* What is required
Copy every line of the material below word for word.

(Records excerpted from a collection)
=-=-=-=-=
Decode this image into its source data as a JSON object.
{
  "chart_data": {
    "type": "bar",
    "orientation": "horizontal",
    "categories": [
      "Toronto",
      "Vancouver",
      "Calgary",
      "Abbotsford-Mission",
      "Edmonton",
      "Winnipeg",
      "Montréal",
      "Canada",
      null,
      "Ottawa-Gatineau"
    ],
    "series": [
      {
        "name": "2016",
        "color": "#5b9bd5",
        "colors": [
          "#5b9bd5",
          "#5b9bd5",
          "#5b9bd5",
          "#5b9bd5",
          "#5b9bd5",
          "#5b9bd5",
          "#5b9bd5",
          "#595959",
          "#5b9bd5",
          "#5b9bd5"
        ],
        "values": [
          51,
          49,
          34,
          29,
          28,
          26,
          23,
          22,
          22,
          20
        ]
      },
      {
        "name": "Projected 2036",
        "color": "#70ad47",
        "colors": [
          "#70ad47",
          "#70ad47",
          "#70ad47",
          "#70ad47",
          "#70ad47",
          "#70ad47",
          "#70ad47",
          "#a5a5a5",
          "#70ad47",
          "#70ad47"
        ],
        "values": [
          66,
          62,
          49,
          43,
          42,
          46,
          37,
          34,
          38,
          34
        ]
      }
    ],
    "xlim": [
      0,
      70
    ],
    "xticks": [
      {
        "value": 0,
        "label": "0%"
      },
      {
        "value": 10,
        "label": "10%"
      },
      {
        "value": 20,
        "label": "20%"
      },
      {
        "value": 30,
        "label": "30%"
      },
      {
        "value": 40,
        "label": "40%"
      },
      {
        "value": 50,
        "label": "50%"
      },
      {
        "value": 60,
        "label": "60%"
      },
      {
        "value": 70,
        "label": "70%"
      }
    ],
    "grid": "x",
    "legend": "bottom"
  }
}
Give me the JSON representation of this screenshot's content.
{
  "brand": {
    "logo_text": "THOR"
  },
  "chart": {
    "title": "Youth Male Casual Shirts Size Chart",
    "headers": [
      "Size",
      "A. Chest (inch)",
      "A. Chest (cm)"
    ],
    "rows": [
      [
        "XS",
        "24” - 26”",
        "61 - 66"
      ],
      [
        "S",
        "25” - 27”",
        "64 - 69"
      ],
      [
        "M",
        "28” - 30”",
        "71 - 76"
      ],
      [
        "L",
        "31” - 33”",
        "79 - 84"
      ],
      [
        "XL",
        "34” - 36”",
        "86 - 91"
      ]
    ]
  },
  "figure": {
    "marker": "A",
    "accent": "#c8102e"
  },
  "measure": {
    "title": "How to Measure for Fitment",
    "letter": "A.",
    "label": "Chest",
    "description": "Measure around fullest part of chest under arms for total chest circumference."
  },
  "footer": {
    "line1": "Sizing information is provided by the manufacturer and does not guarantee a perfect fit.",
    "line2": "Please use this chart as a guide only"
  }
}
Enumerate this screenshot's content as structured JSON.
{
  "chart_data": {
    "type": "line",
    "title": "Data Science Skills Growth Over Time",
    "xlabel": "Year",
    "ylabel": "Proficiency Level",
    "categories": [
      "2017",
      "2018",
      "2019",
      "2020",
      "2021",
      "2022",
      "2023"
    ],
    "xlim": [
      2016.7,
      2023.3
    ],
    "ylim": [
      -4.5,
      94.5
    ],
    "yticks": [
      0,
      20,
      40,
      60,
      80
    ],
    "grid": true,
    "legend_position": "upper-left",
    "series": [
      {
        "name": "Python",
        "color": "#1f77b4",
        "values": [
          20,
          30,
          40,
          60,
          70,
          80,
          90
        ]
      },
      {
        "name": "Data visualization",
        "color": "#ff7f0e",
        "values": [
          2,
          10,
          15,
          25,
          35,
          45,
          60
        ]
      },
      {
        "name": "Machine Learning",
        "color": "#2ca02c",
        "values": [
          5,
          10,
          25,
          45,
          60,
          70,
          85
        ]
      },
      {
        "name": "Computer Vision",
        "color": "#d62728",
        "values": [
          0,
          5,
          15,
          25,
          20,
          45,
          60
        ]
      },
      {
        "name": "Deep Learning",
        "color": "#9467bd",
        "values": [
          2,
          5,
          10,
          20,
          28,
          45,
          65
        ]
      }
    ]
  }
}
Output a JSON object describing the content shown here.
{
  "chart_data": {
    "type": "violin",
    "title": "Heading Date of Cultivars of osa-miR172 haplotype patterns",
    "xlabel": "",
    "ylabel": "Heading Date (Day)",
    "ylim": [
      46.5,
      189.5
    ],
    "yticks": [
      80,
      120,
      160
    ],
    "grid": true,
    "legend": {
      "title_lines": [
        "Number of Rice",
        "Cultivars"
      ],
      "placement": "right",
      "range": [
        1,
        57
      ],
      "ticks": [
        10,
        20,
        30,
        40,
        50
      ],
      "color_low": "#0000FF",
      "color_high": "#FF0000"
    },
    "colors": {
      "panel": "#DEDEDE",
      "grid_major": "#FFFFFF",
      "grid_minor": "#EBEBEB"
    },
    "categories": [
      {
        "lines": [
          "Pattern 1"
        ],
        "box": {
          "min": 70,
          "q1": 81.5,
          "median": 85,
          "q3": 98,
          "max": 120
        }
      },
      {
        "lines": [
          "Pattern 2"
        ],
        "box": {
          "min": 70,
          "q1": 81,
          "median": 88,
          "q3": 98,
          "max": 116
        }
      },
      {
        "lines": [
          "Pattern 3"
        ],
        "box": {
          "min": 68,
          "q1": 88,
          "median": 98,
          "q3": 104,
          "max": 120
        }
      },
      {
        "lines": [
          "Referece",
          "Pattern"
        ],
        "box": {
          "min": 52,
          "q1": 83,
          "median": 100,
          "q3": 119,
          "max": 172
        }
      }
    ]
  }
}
=-=-=-=-=
* Written solution
Decode this image into its source data as a JSON object.
{
  "chart_data": {
    "type": "bar",
    "orientation": "horizontal",
    "categories": [
      "Toronto",
      "Vancouver",
      "Calgary",
      "Abbotsford-Mission",
      "Edmonton",
      "Winnipeg",
      "Montréal",
      "Canada",
      null,
      "Ottawa-Gatineau"
    ],
    "series": [
      {
        "name": "2016",
        "color": "#5b9bd5",
        "colors": [
          "#5b9bd5",
          "#5b9bd5",
          "#5b9bd5",
          "#5b9bd5",
          "#5b9bd5",
          "#5b9bd5",
          "#5b9bd5",
          "#595959",
          "#5b9bd5",
          "#5b9bd5"
        ],
        "values": [
          51,
          49,
          34,
          29,
          28,
          26,
          23,
          22,
          22,
          20
        ]
      },
      {
        "name": "Projected 2036",
        "color": "#70ad47",
        "colors": [
          "#70ad47",
          "#70ad47",
          "#70ad47",
          "#70ad47",
          "#70ad47",
          "#70ad47",
          "#70ad47",
          "#a5a5a5",
          "#70ad47",
          "#70ad47"
        ],
        "values": [
          66,
          62,
          49,
          43,
          42,
          46,
          37,
          34,
          38,
          34
        ]
      }
    ],
    "xlim": [
      0,
      70
    ],
    "xticks": [
      {
        "value": 0,
        "label": "0%"
      },
      {
        "value": 10,
        "label": "10%"
      },
      {
        "value": 20,
        "label": "20%"
      },
      {
        "value": 30,
        "label": "30%"
      },
      {
        "value": 40,
        "label": "40%"
      },
      {
        "value": 50,
        "label": "50%"
      },
      {
        "value": 60,
        "label": "60%"
      },
      {
        "value": 70,
        "label": "70%"
      }
    ],
    "grid": "x",
    "legend": "bottom"
  }
}
Give me the JSON representation of this screenshot's content.
{
  "brand": {
    "logo_text": "THOR"
  },
  "chart": {
    "title": "Youth Male Casual Shirts Size Chart",
    "headers": [
      "Size",
      "A. Chest (inch)",
      "A. Chest (cm)"
    ],
    "rows": [
      [
        "XS",
        "24” - 26”",
        "61 - 66"
      ],
      [
        "S",
        "25” - 27”",
        "64 - 69"
      ],
      [
        "M",
        "28” - 30”",
        "71 - 76"
      ],
      [
        "L",
        "31” - 33”",
        "79 - 84"
      ],
      [
        "XL",
        "34” - 36”",
        "86 - 91"
      ]
    ]
  },
  "figure": {
    "marker": "A",
    "accent": "#c8102e"
  },
  "measure": {
    "title": "How to Measure for Fitment",
    "letter": "A.",
    "label": "Chest",
    "description": "Measure around fullest part of chest under arms for total chest circumference."
  },
  "footer": {
    "line1": "Sizing information is provided by the manufacturer and does not guarantee a perfect fit.",
    "line2": "Please use this chart as a guide only"
  }
}
Enumerate this screenshot's content as structured JSON.
{
  "chart_data": {
    "type": "line",
    "title": "Data Science Skills Growth Over Time",
    "xlabel": "Year",
    "ylabel": "Proficiency Level",
    "categories": [
      "2017",
      "2018",
      "2019",
      "2020",
      "2021",
      "2022",
      "2023"
    ],
    "xlim": [
      2016.7,
      2023.3
    ],
    "ylim": [
      -4.5,
      94.5
    ],
    "yticks": [
      0,
      20,
      40,
      60,
      80
    ],
    "grid": true,
    "legend_position": "upper-left",
    "series": [
      {
        "name": "Python",
        "color": "#1f77b4",
        "values": [
          20,
          30,
          40,
          60,
          70,
          80,
          90
        ]
      },
      {
        "name": "Data visualization",
        "color": "#ff7f0e",
        "values": [
          2,
          10,
          15,
          25,
          35,
          45,
          60
        ]
      },
      {
        "name": "Machine Learning",
        "color": "#2ca02c",
        "values": [
          5,
          10,
          25,
          45,
          60,
          70,
          85
        ]
      },
      {
        "name": "Computer Vision",
        "color": "#d62728",
        "values": [
          0,
          5,
          15,
          25,
          20,
          45,
          60
        ]
      },
      {
        "name": "Deep Learning",
        "color": "#9467bd",
        "values": [
          2,
          5,
          10,
          20,
          28,
          45,
          65
        ]
      }
    ]
  }
}
Output a JSON object describing the content shown here.
{
  "chart_data": {
    "type": "violin",
    "title": "Heading Date of Cultivars of osa-miR172 haplotype patterns",
    "xlabel": "",
    "ylabel": "Heading Date (Day)",
    "ylim": [
      46.5,
      189.5
    ],
    "yticks": [
      80,
      120,
      160
    ],
    "grid": true,
    "legend": {
      "title_lines": [
        "Number of Rice",
        "Cultivars"
      ],
      "placement": "right",
      "range": [
        1,
        57
      ],
      "ticks": [
        10,
        20,
        30,
        40,
        50
      ],
      "color_low": "#0000FF",
      "color_high": "#FF0000"
    },
    "colors": {
      "panel": "#DEDEDE",
      "grid_major": "#FFFFFF",
      "grid_minor": "#EBEBEB"
    },
    "categories": [
      {
        "lines": [
          "Pattern 1"
        ],
        "box": {
          "min": 70,
          "q1": 81.5,
          "median": 85,
          "q3": 98,
          "max": 120
        }
      },
      {
        "lines": [
          "Pattern 2"
        ],
        "box": {
          "min": 70,
          "q1": 81,
          "median": 88,
          "q3": 98,
          "max": 116
        }
      },
      {
        "lines": [
          "Pattern 3"
        ],
        "box": {
          "min": 68,
          "q1": 88,
          "median": 98,
          "q3": 104,
          "max": 120
        }
      },
      {
        "lines": [
          "Referece",
          "Pattern"
        ],
        "box": {
          "min": 52,
          "q1": 83,
          "median": 100,
          "q3": 119,
          "max": 172
        }
      }
    ]
  }
}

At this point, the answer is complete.